• Material for this exercise:
_ _ _ _ _
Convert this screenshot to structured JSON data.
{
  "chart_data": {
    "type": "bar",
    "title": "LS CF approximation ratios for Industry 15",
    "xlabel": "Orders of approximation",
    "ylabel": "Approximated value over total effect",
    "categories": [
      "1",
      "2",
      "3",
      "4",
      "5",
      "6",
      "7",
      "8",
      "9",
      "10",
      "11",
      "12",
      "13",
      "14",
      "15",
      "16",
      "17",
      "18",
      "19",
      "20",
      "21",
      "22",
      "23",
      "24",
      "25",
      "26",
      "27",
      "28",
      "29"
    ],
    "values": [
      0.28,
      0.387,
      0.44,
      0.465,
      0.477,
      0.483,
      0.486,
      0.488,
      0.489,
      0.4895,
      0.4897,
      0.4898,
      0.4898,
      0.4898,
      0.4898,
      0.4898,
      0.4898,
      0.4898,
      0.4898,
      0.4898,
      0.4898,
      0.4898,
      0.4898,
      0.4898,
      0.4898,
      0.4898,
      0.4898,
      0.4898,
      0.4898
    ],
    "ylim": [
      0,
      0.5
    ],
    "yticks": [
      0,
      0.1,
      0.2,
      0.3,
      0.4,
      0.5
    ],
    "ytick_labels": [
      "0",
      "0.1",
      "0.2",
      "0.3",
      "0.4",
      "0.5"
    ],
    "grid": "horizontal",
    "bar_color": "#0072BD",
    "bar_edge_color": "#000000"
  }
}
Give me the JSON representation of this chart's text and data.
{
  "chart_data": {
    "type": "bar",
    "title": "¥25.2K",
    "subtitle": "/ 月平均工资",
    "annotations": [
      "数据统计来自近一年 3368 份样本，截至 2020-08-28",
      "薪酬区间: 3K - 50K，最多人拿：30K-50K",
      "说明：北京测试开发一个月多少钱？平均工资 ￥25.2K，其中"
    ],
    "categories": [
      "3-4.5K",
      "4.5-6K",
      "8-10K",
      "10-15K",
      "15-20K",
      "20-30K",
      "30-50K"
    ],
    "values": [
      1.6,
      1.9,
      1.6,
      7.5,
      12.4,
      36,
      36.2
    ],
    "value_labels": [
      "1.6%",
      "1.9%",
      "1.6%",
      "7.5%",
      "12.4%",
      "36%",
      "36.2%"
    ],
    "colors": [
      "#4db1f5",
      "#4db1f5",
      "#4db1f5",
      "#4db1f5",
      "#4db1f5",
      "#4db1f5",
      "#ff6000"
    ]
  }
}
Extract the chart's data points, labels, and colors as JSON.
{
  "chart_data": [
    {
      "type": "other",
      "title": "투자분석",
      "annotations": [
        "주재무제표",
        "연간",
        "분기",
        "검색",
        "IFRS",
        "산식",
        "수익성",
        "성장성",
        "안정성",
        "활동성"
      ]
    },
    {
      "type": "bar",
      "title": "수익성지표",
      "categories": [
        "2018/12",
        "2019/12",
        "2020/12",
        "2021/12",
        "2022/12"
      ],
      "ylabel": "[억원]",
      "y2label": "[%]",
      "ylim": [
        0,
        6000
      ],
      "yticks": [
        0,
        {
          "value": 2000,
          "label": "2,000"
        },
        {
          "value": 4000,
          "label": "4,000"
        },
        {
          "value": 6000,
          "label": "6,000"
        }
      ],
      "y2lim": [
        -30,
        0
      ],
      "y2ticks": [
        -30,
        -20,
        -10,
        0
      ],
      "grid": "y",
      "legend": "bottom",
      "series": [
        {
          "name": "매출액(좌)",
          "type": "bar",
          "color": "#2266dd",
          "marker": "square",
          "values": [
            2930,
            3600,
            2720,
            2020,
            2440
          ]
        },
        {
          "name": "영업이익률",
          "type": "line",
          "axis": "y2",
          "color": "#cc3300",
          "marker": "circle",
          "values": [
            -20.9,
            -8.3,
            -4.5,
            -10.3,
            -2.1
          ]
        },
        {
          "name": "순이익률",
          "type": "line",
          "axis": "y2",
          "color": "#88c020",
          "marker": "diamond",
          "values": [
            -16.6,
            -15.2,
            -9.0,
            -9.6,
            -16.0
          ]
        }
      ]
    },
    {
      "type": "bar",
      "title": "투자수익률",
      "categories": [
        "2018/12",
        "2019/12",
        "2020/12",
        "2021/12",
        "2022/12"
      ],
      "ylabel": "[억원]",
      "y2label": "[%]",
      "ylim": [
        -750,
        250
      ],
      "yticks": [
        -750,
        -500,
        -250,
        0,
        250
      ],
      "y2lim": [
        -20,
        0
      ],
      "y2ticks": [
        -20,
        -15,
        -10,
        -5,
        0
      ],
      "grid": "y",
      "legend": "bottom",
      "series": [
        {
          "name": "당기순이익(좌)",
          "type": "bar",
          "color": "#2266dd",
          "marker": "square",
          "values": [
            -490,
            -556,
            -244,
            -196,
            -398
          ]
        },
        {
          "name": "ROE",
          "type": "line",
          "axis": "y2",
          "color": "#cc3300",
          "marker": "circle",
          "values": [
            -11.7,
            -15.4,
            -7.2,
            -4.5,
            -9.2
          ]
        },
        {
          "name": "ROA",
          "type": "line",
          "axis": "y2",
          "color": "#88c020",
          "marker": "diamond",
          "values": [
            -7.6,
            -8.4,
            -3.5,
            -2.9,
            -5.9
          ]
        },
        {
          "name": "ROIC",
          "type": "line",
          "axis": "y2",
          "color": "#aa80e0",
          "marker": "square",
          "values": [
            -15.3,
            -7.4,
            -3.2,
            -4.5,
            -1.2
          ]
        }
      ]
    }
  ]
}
_ _ _ _ _
• Aim: Quote the data in full, keeping each word unchanged.

• The output:
Convert this screenshot to structured JSON data.
{
  "chart_data": {
    "type": "bar",
    "title": "LS CF approximation ratios for Industry 15",
    "xlabel": "Orders of approximation",
    "ylabel": "Approximated value over total effect",
    "categories": [
      "1",
      "2",
      "3",
      "4",
      "5",
      "6",
      "7",
      "8",
      "9",
      "10",
      "11",
      "12",
      "13",
      "14",
      "15",
      "16",
      "17",
      "18",
      "19",
      "20",
      "21",
      "22",
      "23",
      "24",
      "25",
      "26",
      "27",
      "28",
      "29"
    ],
    "values": [
      0.28,
      0.387,
      0.44,
      0.465,
      0.477,
      0.483,
      0.486,
      0.488,
      0.489,
      0.4895,
      0.4897,
      0.4898,
      0.4898,
      0.4898,
      0.4898,
      0.4898,
      0.4898,
      0.4898,
      0.4898,
      0.4898,
      0.4898,
      0.4898,
      0.4898,
      0.4898,
      0.4898,
      0.4898,
      0.4898,
      0.4898,
      0.4898
    ],
    "ylim": [
      0,
      0.5
    ],
    "yticks": [
      0,
      0.1,
      0.2,
      0.3,
      0.4,
      0.5
    ],
    "ytick_labels": [
      "0",
      "0.1",
      "0.2",
      "0.3",
      "0.4",
      "0.5"
    ],
    "grid": "horizontal",
    "bar_color": "#0072BD",
    "bar_edge_color": "#000000"
  }
}
Give me the JSON representation of this chart's text and data.
{
  "chart_data": {
    "type": "bar",
    "title": "¥25.2K",
    "subtitle": "/ 月平均工资",
    "annotations": [
      "数据统计来自近一年 3368 份样本，截至 2020-08-28",
      "薪酬区间: 3K - 50K，最多人拿：30K-50K",
      "说明：北京测试开发一个月多少钱？平均工资 ￥25.2K，其中"
    ],
    "categories": [
      "3-4.5K",
      "4.5-6K",
      "8-10K",
      "10-15K",
      "15-20K",
      "20-30K",
      "30-50K"
    ],
    "values": [
      1.6,
      1.9,
      1.6,
      7.5,
      12.4,
      36,
      36.2
    ],
    "value_labels": [
      "1.6%",
      "1.9%",
      "1.6%",
      "7.5%",
      "12.4%",
      "36%",
      "36.2%"
    ],
    "colors": [
      "#4db1f5",
      "#4db1f5",
      "#4db1f5",
      "#4db1f5",
      "#4db1f5",
      "#4db1f5",
      "#ff6000"
    ]
  }
}
Extract the chart's data points, labels, and colors as JSON.
{
  "chart_data": [
    {
      "type": "other",
      "title": "투자분석",
      "annotations": [
        "주재무제표",
        "연간",
        "분기",
        "검색",
        "IFRS",
        "산식",
        "수익성",
        "성장성",
        "안정성",
        "활동성"
      ]
    },
    {
      "type": "bar",
      "title": "수익성지표",
      "categories": [
        "2018/12",
        "2019/12",
        "2020/12",
        "2021/12",
        "2022/12"
      ],
      "ylabel": "[억원]",
      "y2label": "[%]",
      "ylim": [
        0,
        6000
      ],
      "yticks": [
        0,
        {
          "value": 2000,
          "label": "2,000"
        },
        {
          "value": 4000,
          "label": "4,000"
        },
        {
          "value": 6000,
          "label": "6,000"
        }
      ],
      "y2lim": [
        -30,
        0
      ],
      "y2ticks": [
        -30,
        -20,
        -10,
        0
      ],
      "grid": "y",
      "legend": "bottom",
      "series": [
        {
          "name": "매출액(좌)",
          "type": "bar",
          "color": "#2266dd",
          "marker": "square",
          "values": [
            2930,
            3600,
            2720,
            2020,
            2440
          ]
        },
        {
          "name": "영업이익률",
          "type": "line",
          "axis": "y2",
          "color": "#cc3300",
          "marker": "circle",
          "values": [
            -20.9,
            -8.3,
            -4.5,
            -10.3,
            -2.1
          ]
        },
        {
          "name": "순이익률",
          "type": "line",
          "axis": "y2",
          "color": "#88c020",
          "marker": "diamond",
          "values": [
            -16.6,
            -15.2,
            -9.0,
            -9.6,
            -16.0
          ]
        }
      ]
    },
    {
      "type": "bar",
      "title": "투자수익률",
      "categories": [
        "2018/12",
        "2019/12",
        "2020/12",
        "2021/12",
        "2022/12"
      ],
      "ylabel": "[억원]",
      "y2label": "[%]",
      "ylim": [
        -750,
        250
      ],
      "yticks": [
        -750,
        -500,
        -250,
        0,
        250
      ],
      "y2lim": [
        -20,
        0
      ],
      "y2ticks": [
        -20,
        -15,
        -10,
        -5,
        0
      ],
      "grid": "y",
      "legend": "bottom",
      "series": [
        {
          "name": "당기순이익(좌)",
          "type": "bar",
          "color": "#2266dd",
          "marker": "square",
          "values": [
            -490,
            -556,
            -244,
            -196,
            -398
          ]
        },
        {
          "name": "ROE",
          "type": "line",
          "axis": "y2",
          "color": "#cc3300",
          "marker": "circle",
          "values": [
            -11.7,
            -15.4,
            -7.2,
            -4.5,
            -9.2
          ]
        },
        {
          "name": "ROA",
          "type": "line",
          "axis": "y2",
          "color": "#88c020",
          "marker": "diamond",
          "values": [
            -7.6,
            -8.4,
            -3.5,
            -2.9,
            -5.9
          ]
        },
        {
          "name": "ROIC",
          "type": "line",
          "axis": "y2",
          "color": "#aa80e0",
          "marker": "square",
          "values": [
            -15.3,
            -7.4,
            -3.2,
            -4.5,
            -1.2
          ]
        }
      ]
    }
  ]
}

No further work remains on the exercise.